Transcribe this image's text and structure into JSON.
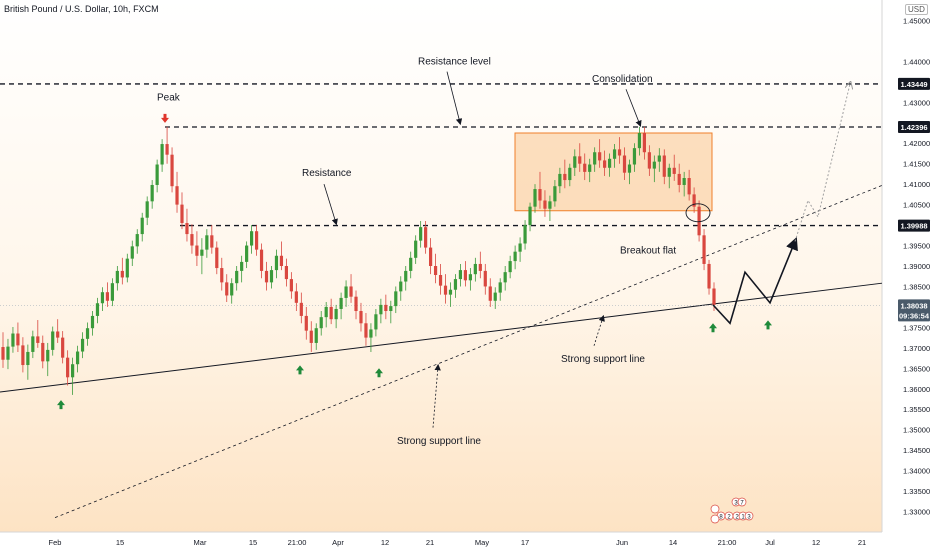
{
  "header": {
    "symbol_title": "British Pound / U.S. Dollar, 10h, FXCM",
    "currency": "USD"
  },
  "colors": {
    "up": "#26a69a",
    "up_candle": "#3a9a3a",
    "down": "#d9473f",
    "consolidation_fill": "#f9c690",
    "consolidation_stroke": "#ef7f2a",
    "arrow_up": "#1f8a3a",
    "arrow_down": "#e0352b",
    "price_tag_dark": "#131722",
    "price_tag_current": "#4a5a6a"
  },
  "chart_data": {
    "type": "candlestick",
    "ylim": [
      1.325,
      1.455
    ],
    "y_ticks": [
      "1.45000",
      "1.44000",
      "1.43000",
      "1.42000",
      "1.41500",
      "1.41000",
      "1.40500",
      "1.40000",
      "1.39500",
      "1.39000",
      "1.38500",
      "1.38000",
      "1.37500",
      "1.37000",
      "1.36500",
      "1.36000",
      "1.35500",
      "1.35000",
      "1.34500",
      "1.34000",
      "1.33500",
      "1.33000"
    ],
    "x_ticks": [
      "Feb",
      "15",
      "Mar",
      "15",
      "21:00",
      "Apr",
      "12",
      "21",
      "May",
      "17",
      "Jun",
      "14",
      "21:00",
      "Jul",
      "12",
      "21"
    ],
    "price_labels": [
      {
        "value": 1.43449,
        "text": "1.43449"
      },
      {
        "value": 1.42396,
        "text": "1.42396"
      },
      {
        "value": 1.39988,
        "text": "1.39988"
      }
    ],
    "current_price": {
      "value": 1.38038,
      "text": "1.38038",
      "countdown": "09:36:54"
    },
    "horizontal_levels": [
      1.43449,
      1.42396,
      1.39988
    ],
    "annotations": {
      "peak": "Peak",
      "resistance_level": "Resistance level",
      "resistance": "Resistance",
      "consolidation": "Consolidation",
      "breakout_flat": "Breakout flat",
      "strong_support_line_right": "Strong support line",
      "strong_support_line_left": "Strong support line"
    },
    "event_badges": [
      "3",
      "7",
      "8",
      "2",
      "2",
      "1",
      "3"
    ],
    "candles_ohlc": [
      [
        1.3702,
        1.3738,
        1.3651,
        1.3671
      ],
      [
        1.3671,
        1.3722,
        1.3648,
        1.3703
      ],
      [
        1.3703,
        1.3751,
        1.3688,
        1.3735
      ],
      [
        1.3735,
        1.3762,
        1.369,
        1.3706
      ],
      [
        1.3706,
        1.3726,
        1.364,
        1.3658
      ],
      [
        1.3658,
        1.3708,
        1.3622,
        1.369
      ],
      [
        1.369,
        1.3742,
        1.3675,
        1.3728
      ],
      [
        1.3728,
        1.3768,
        1.37,
        1.3712
      ],
      [
        1.3712,
        1.373,
        1.365,
        1.3667
      ],
      [
        1.3667,
        1.3712,
        1.3631,
        1.3695
      ],
      [
        1.3695,
        1.3752,
        1.3681,
        1.374
      ],
      [
        1.374,
        1.377,
        1.3712,
        1.3725
      ],
      [
        1.3725,
        1.3741,
        1.3662,
        1.3676
      ],
      [
        1.3676,
        1.3694,
        1.3608,
        1.3628
      ],
      [
        1.3628,
        1.3676,
        1.3585,
        1.366
      ],
      [
        1.366,
        1.3705,
        1.364,
        1.3691
      ],
      [
        1.3691,
        1.3738,
        1.3675,
        1.3722
      ],
      [
        1.3722,
        1.3762,
        1.3705,
        1.3748
      ],
      [
        1.3748,
        1.379,
        1.373,
        1.3778
      ],
      [
        1.3778,
        1.3822,
        1.376,
        1.3809
      ],
      [
        1.3809,
        1.3848,
        1.379,
        1.3836
      ],
      [
        1.3836,
        1.386,
        1.38,
        1.3815
      ],
      [
        1.3815,
        1.387,
        1.3802,
        1.3858
      ],
      [
        1.3858,
        1.39,
        1.384,
        1.3888
      ],
      [
        1.3888,
        1.392,
        1.3855,
        1.3872
      ],
      [
        1.3872,
        1.393,
        1.386,
        1.3918
      ],
      [
        1.3918,
        1.3962,
        1.39,
        1.3948
      ],
      [
        1.3948,
        1.399,
        1.393,
        1.3978
      ],
      [
        1.3978,
        1.403,
        1.396,
        1.4018
      ],
      [
        1.4018,
        1.407,
        1.4,
        1.4058
      ],
      [
        1.4058,
        1.411,
        1.404,
        1.4098
      ],
      [
        1.4098,
        1.416,
        1.408,
        1.4148
      ],
      [
        1.4148,
        1.421,
        1.413,
        1.4198
      ],
      [
        1.4198,
        1.424,
        1.415,
        1.4172
      ],
      [
        1.4172,
        1.419,
        1.408,
        1.4095
      ],
      [
        1.4095,
        1.413,
        1.403,
        1.405
      ],
      [
        1.405,
        1.408,
        1.399,
        1.4005
      ],
      [
        1.4005,
        1.404,
        1.396,
        1.3978
      ],
      [
        1.3978,
        1.4002,
        1.393,
        1.395
      ],
      [
        1.395,
        1.3985,
        1.39,
        1.3925
      ],
      [
        1.3925,
        1.3968,
        1.388,
        1.394
      ],
      [
        1.394,
        1.399,
        1.392,
        1.3975
      ],
      [
        1.3975,
        1.4,
        1.393,
        1.3945
      ],
      [
        1.3945,
        1.396,
        1.388,
        1.3895
      ],
      [
        1.3895,
        1.392,
        1.384,
        1.386
      ],
      [
        1.386,
        1.388,
        1.3812,
        1.3828
      ],
      [
        1.3828,
        1.387,
        1.3808,
        1.3858
      ],
      [
        1.3858,
        1.39,
        1.384,
        1.3888
      ],
      [
        1.3888,
        1.3925,
        1.386,
        1.391
      ],
      [
        1.391,
        1.396,
        1.3895,
        1.395
      ],
      [
        1.395,
        1.4,
        1.393,
        1.3985
      ],
      [
        1.3985,
        1.4,
        1.3925,
        1.394
      ],
      [
        1.394,
        1.3955,
        1.387,
        1.3888
      ],
      [
        1.3888,
        1.391,
        1.384,
        1.386
      ],
      [
        1.386,
        1.39,
        1.3845,
        1.389
      ],
      [
        1.389,
        1.394,
        1.387,
        1.3925
      ],
      [
        1.3925,
        1.396,
        1.389,
        1.39
      ],
      [
        1.39,
        1.3918,
        1.385,
        1.3868
      ],
      [
        1.3868,
        1.3885,
        1.382,
        1.3838
      ],
      [
        1.3838,
        1.3858,
        1.379,
        1.381
      ],
      [
        1.381,
        1.3835,
        1.376,
        1.3778
      ],
      [
        1.3778,
        1.38,
        1.372,
        1.3742
      ],
      [
        1.3742,
        1.3765,
        1.369,
        1.3712
      ],
      [
        1.3712,
        1.376,
        1.3695,
        1.3748
      ],
      [
        1.3748,
        1.379,
        1.373,
        1.3775
      ],
      [
        1.3775,
        1.3812,
        1.375,
        1.38
      ],
      [
        1.38,
        1.382,
        1.3758,
        1.377
      ],
      [
        1.377,
        1.3805,
        1.3748,
        1.3795
      ],
      [
        1.3795,
        1.3835,
        1.377,
        1.3822
      ],
      [
        1.3822,
        1.3865,
        1.38,
        1.385
      ],
      [
        1.385,
        1.388,
        1.381,
        1.3825
      ],
      [
        1.3825,
        1.384,
        1.377,
        1.379
      ],
      [
        1.379,
        1.381,
        1.374,
        1.376
      ],
      [
        1.376,
        1.3785,
        1.3705,
        1.3725
      ],
      [
        1.3725,
        1.376,
        1.369,
        1.3745
      ],
      [
        1.3745,
        1.3795,
        1.3728,
        1.3782
      ],
      [
        1.3782,
        1.382,
        1.376,
        1.3805
      ],
      [
        1.3805,
        1.383,
        1.377,
        1.379
      ],
      [
        1.379,
        1.3815,
        1.376,
        1.3802
      ],
      [
        1.3802,
        1.385,
        1.3785,
        1.3838
      ],
      [
        1.3838,
        1.3875,
        1.3815,
        1.3862
      ],
      [
        1.3862,
        1.39,
        1.384,
        1.3888
      ],
      [
        1.3888,
        1.3935,
        1.387,
        1.392
      ],
      [
        1.392,
        1.3975,
        1.3905,
        1.3962
      ],
      [
        1.3962,
        1.401,
        1.3945,
        1.3995
      ],
      [
        1.3995,
        1.401,
        1.393,
        1.3945
      ],
      [
        1.3945,
        1.3968,
        1.388,
        1.39
      ],
      [
        1.39,
        1.393,
        1.3858,
        1.3878
      ],
      [
        1.3878,
        1.3905,
        1.383,
        1.3852
      ],
      [
        1.3852,
        1.388,
        1.3808,
        1.383
      ],
      [
        1.383,
        1.386,
        1.38,
        1.3842
      ],
      [
        1.3842,
        1.388,
        1.3822,
        1.3868
      ],
      [
        1.3868,
        1.3905,
        1.385,
        1.389
      ],
      [
        1.389,
        1.3912,
        1.385,
        1.3865
      ],
      [
        1.3865,
        1.3895,
        1.384,
        1.388
      ],
      [
        1.388,
        1.392,
        1.3862,
        1.3905
      ],
      [
        1.3905,
        1.3935,
        1.387,
        1.3888
      ],
      [
        1.3888,
        1.3905,
        1.383,
        1.385
      ],
      [
        1.385,
        1.387,
        1.38,
        1.3815
      ],
      [
        1.3815,
        1.3848,
        1.3795,
        1.3835
      ],
      [
        1.3835,
        1.387,
        1.3815,
        1.386
      ],
      [
        1.386,
        1.39,
        1.384,
        1.3885
      ],
      [
        1.3885,
        1.3925,
        1.387,
        1.3912
      ],
      [
        1.3912,
        1.395,
        1.3892,
        1.3935
      ],
      [
        1.3935,
        1.397,
        1.391,
        1.3955
      ],
      [
        1.3955,
        1.4012,
        1.394,
        1.4
      ],
      [
        1.4,
        1.4055,
        1.3985,
        1.4045
      ],
      [
        1.4045,
        1.41,
        1.403,
        1.4088
      ],
      [
        1.4088,
        1.413,
        1.404,
        1.406
      ],
      [
        1.406,
        1.4085,
        1.402,
        1.404
      ],
      [
        1.404,
        1.4072,
        1.401,
        1.4058
      ],
      [
        1.4058,
        1.411,
        1.4045,
        1.4095
      ],
      [
        1.4095,
        1.414,
        1.4078,
        1.4125
      ],
      [
        1.4125,
        1.416,
        1.409,
        1.411
      ],
      [
        1.411,
        1.415,
        1.4095,
        1.414
      ],
      [
        1.414,
        1.4185,
        1.412,
        1.4168
      ],
      [
        1.4168,
        1.42,
        1.413,
        1.415
      ],
      [
        1.415,
        1.4175,
        1.411,
        1.413
      ],
      [
        1.413,
        1.4162,
        1.4105,
        1.4148
      ],
      [
        1.4148,
        1.419,
        1.413,
        1.4178
      ],
      [
        1.4178,
        1.421,
        1.414,
        1.4158
      ],
      [
        1.4158,
        1.4182,
        1.412,
        1.414
      ],
      [
        1.414,
        1.4175,
        1.4118,
        1.4162
      ],
      [
        1.4162,
        1.4198,
        1.414,
        1.4185
      ],
      [
        1.4185,
        1.4215,
        1.415,
        1.417
      ],
      [
        1.417,
        1.419,
        1.411,
        1.4128
      ],
      [
        1.4128,
        1.416,
        1.41,
        1.4148
      ],
      [
        1.4148,
        1.42,
        1.413,
        1.4188
      ],
      [
        1.4188,
        1.424,
        1.417,
        1.4225
      ],
      [
        1.4225,
        1.424,
        1.416,
        1.4178
      ],
      [
        1.4178,
        1.4195,
        1.412,
        1.4138
      ],
      [
        1.4138,
        1.417,
        1.4105,
        1.4155
      ],
      [
        1.4155,
        1.4188,
        1.413,
        1.417
      ],
      [
        1.417,
        1.4185,
        1.41,
        1.4118
      ],
      [
        1.4118,
        1.415,
        1.409,
        1.414
      ],
      [
        1.414,
        1.4172,
        1.4108,
        1.4125
      ],
      [
        1.4125,
        1.415,
        1.408,
        1.4098
      ],
      [
        1.4098,
        1.413,
        1.407,
        1.4115
      ],
      [
        1.4115,
        1.4135,
        1.406,
        1.4075
      ],
      [
        1.4075,
        1.4092,
        1.403,
        1.4045
      ],
      [
        1.4045,
        1.406,
        1.396,
        1.3975
      ],
      [
        1.3975,
        1.399,
        1.389,
        1.3905
      ],
      [
        1.3905,
        1.3915,
        1.383,
        1.3845
      ],
      [
        1.3845,
        1.386,
        1.379,
        1.3805
      ]
    ],
    "projection": {
      "solid_path": [
        [
          1.3805,
          0
        ],
        [
          1.376,
          1
        ],
        [
          1.3885,
          2
        ],
        [
          1.381,
          3
        ],
        [
          1.396,
          4
        ]
      ],
      "dotted_path": [
        [
          1.396,
          4
        ],
        [
          1.406,
          5
        ],
        [
          1.402,
          6
        ],
        [
          1.4345,
          7
        ]
      ]
    }
  }
}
-*-*-
- THE PROBLEM -
Across the material above, count every line holding "Resistance" and write down only the number.

- OUTPUT FOR THIS EXERCISE -
2